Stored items
#####
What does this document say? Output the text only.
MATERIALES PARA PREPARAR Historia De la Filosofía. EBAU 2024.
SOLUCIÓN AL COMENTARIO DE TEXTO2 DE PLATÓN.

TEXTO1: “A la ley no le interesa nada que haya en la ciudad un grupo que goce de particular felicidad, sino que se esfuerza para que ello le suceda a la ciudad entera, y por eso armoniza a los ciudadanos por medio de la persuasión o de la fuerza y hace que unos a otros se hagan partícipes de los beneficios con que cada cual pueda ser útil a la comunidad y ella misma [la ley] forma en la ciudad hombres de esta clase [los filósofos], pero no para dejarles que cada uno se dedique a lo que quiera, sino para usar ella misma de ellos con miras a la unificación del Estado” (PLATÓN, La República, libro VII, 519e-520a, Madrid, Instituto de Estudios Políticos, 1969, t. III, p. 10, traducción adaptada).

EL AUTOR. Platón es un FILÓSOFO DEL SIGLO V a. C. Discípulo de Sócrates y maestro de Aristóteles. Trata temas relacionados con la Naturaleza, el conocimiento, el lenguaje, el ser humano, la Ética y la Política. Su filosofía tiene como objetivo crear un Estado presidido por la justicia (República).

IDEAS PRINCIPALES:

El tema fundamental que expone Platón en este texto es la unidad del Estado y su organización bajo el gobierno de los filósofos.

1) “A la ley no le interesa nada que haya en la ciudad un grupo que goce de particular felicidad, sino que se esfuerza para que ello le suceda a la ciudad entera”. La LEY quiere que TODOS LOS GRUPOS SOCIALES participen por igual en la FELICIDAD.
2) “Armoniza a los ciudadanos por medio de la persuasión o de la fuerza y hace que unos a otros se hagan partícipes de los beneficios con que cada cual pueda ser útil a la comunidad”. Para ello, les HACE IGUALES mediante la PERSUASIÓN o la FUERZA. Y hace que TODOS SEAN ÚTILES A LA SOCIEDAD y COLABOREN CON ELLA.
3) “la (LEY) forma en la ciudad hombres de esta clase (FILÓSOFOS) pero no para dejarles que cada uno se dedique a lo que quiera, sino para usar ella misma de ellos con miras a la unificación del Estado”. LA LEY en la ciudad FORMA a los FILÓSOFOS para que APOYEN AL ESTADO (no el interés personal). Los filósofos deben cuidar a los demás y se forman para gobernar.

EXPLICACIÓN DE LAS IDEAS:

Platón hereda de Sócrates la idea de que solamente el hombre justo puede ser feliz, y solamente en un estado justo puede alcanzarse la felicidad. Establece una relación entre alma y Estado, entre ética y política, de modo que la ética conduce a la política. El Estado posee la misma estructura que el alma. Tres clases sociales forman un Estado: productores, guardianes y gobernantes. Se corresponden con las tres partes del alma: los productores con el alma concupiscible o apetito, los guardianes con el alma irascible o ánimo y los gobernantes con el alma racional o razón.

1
#####
**Given instruction**: Report the number of lines in the listing where the string "particular" appears, and nothing besides.

**Result of the task**: 2